■ **Goal**: Copy out each line of the data holding "Розвиток".

■ **Given information**:
****************

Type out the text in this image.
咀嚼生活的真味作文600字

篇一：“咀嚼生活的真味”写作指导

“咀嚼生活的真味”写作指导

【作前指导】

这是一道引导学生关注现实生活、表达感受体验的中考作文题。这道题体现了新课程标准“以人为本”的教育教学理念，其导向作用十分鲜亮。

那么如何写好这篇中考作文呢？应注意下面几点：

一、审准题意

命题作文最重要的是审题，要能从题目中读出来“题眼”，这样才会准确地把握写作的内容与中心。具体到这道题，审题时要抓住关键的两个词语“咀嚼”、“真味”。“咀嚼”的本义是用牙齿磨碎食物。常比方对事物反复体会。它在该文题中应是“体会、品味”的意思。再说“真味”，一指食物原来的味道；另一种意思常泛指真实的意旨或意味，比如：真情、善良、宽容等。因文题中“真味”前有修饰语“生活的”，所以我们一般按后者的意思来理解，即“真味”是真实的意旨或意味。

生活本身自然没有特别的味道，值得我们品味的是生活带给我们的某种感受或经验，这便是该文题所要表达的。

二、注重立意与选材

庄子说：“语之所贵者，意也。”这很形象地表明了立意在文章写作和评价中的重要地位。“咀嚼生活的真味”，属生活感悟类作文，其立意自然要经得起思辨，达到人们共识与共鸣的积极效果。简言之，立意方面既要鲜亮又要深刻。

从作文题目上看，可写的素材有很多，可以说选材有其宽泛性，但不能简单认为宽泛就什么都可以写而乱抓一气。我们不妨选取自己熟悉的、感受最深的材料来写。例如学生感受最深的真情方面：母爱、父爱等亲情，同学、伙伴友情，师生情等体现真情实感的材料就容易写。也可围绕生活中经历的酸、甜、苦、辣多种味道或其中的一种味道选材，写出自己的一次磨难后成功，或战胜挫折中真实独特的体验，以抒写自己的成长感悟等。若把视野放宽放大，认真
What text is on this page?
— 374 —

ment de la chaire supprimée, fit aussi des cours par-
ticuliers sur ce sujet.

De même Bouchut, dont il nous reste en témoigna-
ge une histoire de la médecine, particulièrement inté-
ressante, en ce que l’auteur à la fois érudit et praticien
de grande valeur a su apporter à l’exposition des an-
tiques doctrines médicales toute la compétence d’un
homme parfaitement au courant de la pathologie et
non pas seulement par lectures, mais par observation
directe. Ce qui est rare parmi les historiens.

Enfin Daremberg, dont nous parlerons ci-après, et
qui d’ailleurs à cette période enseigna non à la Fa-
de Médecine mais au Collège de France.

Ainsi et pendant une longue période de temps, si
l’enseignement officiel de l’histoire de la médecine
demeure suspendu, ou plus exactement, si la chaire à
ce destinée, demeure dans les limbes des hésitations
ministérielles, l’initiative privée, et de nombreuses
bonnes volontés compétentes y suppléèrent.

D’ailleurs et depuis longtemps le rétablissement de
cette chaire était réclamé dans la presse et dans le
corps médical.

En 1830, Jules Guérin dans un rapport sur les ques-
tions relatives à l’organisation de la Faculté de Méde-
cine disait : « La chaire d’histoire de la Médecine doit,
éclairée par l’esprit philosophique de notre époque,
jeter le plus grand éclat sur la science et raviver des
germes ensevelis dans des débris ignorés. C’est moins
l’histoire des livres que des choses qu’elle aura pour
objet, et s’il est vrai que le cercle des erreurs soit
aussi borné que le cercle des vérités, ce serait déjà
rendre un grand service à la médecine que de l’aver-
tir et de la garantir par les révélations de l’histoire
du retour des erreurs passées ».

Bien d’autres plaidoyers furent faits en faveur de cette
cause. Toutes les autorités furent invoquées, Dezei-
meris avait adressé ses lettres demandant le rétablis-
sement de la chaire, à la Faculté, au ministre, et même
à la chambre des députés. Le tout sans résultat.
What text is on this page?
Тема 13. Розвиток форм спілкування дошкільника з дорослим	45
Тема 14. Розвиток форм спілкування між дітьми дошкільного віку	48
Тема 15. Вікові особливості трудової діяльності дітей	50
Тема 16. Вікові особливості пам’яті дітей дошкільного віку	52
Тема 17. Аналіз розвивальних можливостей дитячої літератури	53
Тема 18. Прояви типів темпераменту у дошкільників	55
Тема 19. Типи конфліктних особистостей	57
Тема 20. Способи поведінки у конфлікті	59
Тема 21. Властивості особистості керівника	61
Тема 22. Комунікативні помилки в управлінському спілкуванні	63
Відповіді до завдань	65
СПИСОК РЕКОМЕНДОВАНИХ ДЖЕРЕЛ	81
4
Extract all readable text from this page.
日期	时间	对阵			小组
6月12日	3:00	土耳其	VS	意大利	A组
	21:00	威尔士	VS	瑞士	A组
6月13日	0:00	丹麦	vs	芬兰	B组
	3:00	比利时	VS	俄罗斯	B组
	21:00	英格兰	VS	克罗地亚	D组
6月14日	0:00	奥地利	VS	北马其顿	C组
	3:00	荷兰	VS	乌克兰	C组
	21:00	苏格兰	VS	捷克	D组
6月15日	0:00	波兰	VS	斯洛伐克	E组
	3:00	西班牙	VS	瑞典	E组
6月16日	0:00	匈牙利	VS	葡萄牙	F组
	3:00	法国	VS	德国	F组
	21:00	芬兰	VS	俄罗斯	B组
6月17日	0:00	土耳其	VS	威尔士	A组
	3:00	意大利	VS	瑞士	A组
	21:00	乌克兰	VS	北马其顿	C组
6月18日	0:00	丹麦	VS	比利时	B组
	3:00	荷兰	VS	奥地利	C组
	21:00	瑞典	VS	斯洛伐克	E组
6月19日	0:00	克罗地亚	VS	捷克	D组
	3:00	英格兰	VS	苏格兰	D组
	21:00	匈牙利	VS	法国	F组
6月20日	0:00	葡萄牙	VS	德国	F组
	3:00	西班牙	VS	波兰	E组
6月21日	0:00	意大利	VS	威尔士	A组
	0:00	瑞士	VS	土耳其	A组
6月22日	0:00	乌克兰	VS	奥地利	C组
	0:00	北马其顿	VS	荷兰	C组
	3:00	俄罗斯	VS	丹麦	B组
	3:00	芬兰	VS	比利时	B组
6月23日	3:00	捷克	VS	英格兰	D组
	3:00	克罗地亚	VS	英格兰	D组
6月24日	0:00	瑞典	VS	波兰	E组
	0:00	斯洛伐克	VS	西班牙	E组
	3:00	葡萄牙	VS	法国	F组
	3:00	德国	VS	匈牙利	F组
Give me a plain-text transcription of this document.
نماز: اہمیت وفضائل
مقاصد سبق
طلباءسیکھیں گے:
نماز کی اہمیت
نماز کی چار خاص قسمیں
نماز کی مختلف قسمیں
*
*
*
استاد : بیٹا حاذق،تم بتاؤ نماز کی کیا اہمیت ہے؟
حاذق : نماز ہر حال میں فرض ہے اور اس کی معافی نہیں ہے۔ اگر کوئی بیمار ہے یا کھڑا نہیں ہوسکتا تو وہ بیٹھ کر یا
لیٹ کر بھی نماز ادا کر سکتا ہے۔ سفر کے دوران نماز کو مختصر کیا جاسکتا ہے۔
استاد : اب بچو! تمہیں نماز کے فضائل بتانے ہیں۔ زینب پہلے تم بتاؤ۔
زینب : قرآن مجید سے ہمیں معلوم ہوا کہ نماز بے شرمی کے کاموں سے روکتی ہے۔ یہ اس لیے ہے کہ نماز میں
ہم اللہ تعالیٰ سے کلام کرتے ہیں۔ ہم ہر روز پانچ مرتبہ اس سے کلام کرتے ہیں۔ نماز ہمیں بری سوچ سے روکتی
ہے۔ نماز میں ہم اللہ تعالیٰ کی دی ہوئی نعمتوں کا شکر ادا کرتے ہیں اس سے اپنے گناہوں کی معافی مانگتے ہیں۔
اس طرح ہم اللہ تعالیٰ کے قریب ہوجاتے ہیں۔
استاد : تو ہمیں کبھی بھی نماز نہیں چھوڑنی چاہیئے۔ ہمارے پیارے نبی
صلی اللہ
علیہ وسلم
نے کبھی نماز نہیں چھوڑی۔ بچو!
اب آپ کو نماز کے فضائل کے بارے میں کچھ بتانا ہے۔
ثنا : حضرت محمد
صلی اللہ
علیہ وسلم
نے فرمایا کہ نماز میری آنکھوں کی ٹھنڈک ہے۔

****************

■ **Answer for this exercise**:
Тема 13. Розвиток форм спілкування дошкільника з дорослим	45
Тема 14. Розвиток форм спілкування між дітьми дошкільного віку	48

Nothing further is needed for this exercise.